The answer is one number: how many lines hold the string "text".

Start of AVAILABLE DATA

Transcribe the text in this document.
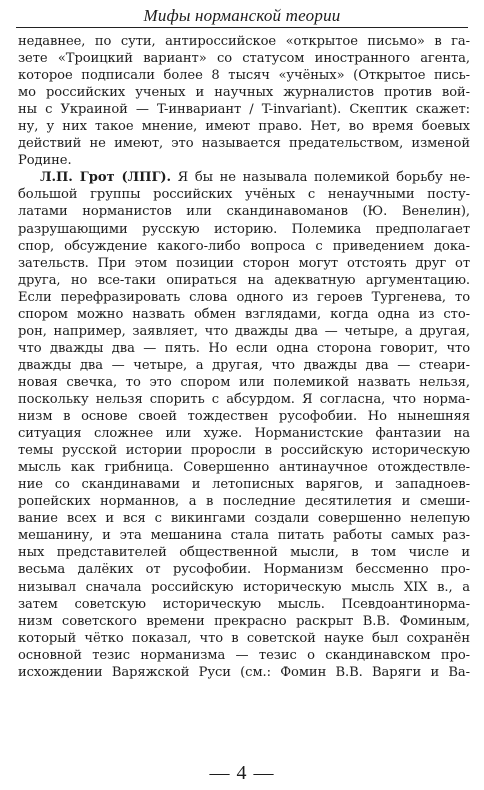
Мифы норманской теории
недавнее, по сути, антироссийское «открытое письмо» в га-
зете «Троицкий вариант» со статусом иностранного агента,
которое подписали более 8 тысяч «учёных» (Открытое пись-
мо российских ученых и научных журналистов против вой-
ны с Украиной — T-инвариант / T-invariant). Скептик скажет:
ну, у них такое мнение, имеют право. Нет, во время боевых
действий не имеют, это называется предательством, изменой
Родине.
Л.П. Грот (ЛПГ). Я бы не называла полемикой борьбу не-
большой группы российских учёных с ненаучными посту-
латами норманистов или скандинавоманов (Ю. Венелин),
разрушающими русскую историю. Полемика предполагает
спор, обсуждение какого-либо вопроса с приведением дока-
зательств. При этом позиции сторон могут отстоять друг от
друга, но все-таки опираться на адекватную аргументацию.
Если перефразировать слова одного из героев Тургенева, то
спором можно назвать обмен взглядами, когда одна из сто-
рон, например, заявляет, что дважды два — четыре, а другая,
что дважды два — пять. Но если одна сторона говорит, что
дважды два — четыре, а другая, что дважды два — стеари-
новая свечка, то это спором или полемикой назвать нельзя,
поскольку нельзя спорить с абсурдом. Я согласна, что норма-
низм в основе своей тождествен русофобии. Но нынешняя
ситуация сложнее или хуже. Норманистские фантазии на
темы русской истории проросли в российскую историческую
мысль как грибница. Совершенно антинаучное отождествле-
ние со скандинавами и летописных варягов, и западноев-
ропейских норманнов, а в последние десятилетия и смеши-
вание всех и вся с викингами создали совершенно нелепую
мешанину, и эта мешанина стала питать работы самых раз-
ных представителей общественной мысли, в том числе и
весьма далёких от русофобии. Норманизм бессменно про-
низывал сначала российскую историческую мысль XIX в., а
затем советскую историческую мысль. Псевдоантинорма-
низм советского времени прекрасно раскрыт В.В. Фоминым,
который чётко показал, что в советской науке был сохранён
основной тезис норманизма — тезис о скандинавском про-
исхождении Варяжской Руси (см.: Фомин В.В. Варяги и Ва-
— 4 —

End of AVAILABLE DATA
Start of AVAILABLE DATA

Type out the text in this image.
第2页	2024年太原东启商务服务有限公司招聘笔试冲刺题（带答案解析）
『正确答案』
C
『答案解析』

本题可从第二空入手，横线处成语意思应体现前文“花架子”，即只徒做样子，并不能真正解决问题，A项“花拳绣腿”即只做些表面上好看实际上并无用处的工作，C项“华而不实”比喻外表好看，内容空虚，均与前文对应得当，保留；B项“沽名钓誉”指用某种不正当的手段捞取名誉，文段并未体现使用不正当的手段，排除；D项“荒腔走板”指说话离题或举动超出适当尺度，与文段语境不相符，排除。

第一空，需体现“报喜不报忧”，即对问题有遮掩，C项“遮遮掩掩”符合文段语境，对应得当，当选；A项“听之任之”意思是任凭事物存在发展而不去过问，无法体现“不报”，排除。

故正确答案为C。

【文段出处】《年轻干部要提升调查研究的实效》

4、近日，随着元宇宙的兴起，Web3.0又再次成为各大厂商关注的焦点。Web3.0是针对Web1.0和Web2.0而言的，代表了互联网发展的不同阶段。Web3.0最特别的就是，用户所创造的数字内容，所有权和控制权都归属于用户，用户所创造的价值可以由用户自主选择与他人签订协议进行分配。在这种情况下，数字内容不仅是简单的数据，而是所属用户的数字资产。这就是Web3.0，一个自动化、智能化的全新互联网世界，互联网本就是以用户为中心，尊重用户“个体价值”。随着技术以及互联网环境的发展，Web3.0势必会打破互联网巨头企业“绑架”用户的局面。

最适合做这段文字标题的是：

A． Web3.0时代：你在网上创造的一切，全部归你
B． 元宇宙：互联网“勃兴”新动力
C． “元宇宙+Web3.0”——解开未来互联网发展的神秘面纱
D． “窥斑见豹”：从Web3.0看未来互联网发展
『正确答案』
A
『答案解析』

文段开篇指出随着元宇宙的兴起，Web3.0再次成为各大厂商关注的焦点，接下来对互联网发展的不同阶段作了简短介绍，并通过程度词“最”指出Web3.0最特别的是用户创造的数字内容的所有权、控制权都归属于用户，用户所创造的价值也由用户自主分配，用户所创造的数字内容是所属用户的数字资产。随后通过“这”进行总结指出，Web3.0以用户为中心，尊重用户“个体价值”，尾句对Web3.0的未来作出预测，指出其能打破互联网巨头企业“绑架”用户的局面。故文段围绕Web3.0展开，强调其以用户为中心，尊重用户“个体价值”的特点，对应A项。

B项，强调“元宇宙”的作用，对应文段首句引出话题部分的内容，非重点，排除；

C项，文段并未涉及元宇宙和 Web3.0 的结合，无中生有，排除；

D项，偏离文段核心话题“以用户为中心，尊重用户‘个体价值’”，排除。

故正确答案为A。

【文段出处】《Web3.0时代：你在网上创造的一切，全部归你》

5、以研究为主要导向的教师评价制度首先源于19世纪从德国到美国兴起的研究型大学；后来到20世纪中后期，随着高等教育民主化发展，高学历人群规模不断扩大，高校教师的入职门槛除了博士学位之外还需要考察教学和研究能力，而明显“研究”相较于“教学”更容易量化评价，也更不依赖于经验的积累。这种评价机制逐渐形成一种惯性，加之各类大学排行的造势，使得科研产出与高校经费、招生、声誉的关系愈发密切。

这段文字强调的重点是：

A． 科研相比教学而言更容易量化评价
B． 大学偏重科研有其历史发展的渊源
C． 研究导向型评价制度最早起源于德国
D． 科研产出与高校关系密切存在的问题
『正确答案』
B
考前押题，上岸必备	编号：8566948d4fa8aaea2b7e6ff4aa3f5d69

End of AVAILABLE DATA

▶ **TASK SOLUTION**: 2